━━━━━ Task inputs

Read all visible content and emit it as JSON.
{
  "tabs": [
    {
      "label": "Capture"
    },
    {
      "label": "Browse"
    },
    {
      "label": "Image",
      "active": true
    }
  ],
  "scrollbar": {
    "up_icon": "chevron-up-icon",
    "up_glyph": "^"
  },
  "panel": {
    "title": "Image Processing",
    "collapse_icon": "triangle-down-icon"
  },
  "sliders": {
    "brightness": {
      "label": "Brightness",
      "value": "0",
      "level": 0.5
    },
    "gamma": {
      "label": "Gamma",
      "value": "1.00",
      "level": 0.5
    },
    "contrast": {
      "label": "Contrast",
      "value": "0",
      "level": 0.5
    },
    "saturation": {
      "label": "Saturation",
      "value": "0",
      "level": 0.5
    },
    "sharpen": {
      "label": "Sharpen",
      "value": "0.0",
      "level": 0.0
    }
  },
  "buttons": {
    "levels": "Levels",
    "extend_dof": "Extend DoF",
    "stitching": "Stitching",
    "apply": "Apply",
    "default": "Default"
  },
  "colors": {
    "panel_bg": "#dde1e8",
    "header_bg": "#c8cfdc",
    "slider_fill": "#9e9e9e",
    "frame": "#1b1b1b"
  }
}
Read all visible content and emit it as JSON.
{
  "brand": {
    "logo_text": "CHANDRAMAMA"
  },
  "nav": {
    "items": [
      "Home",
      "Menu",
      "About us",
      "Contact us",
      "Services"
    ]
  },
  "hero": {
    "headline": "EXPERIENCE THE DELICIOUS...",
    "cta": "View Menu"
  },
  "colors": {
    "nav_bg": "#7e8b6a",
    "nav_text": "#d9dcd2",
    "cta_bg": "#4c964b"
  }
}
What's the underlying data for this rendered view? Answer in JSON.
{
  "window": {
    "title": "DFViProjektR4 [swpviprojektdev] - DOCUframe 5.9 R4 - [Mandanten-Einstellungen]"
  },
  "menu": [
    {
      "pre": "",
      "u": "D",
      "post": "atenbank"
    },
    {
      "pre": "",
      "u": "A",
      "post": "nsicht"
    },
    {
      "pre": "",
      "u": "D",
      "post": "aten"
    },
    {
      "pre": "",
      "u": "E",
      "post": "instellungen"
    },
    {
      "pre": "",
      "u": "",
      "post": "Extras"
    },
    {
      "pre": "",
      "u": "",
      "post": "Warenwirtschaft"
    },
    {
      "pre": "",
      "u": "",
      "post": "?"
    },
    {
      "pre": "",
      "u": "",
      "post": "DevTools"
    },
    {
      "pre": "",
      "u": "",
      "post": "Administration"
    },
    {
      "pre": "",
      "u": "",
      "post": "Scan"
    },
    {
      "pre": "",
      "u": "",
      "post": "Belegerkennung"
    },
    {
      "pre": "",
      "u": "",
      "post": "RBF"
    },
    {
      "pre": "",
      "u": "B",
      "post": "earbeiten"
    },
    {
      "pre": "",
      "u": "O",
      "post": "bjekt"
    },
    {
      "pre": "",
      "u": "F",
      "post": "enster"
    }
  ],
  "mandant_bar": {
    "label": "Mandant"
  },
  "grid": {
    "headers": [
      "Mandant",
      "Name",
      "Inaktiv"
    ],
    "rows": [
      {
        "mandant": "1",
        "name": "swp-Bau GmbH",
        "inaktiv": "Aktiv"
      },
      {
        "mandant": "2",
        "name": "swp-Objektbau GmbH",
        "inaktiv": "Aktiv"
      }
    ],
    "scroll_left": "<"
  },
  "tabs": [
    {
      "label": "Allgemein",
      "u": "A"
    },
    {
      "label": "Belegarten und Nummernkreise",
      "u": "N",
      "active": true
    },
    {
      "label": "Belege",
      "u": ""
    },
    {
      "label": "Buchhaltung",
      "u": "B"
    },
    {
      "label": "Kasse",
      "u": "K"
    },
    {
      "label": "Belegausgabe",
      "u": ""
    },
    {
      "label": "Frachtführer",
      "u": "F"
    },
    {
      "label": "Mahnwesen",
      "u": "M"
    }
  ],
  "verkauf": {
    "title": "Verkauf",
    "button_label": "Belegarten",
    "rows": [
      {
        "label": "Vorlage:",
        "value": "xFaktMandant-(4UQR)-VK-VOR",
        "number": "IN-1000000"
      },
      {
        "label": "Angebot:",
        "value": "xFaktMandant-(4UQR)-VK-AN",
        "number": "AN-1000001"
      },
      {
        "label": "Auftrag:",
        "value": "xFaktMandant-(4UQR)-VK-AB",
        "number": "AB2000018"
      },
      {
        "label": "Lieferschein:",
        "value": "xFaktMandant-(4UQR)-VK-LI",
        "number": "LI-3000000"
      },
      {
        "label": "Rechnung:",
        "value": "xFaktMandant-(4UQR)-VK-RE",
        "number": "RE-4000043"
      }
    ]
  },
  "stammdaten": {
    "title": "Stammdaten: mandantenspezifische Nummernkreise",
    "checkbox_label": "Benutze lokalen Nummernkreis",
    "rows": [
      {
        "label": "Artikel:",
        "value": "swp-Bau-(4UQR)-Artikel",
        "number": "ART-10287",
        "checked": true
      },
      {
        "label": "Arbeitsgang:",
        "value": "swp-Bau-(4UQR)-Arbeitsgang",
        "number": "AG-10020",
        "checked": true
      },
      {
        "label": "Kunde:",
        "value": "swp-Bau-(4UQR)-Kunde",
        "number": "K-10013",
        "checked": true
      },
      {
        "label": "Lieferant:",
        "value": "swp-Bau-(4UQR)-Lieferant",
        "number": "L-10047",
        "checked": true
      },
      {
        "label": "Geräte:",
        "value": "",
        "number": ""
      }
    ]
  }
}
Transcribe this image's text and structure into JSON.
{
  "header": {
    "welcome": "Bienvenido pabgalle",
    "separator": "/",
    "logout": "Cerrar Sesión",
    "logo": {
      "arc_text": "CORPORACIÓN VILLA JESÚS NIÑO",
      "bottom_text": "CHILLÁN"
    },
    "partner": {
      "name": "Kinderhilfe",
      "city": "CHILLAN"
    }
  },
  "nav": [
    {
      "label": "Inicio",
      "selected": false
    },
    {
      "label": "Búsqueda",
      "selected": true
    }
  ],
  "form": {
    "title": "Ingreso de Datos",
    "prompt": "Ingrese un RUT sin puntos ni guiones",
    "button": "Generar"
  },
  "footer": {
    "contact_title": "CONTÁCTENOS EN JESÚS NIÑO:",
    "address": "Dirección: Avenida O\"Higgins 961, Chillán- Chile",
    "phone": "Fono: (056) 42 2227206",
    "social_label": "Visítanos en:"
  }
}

━━━━━━━━━━

### Aim of the exercise:
All lines that include "Belegarten" are to be gathered and copied.

### Response to the exercise:
      "label": "Belegarten und Nummernkreise",
    "button_label": "Belegarten",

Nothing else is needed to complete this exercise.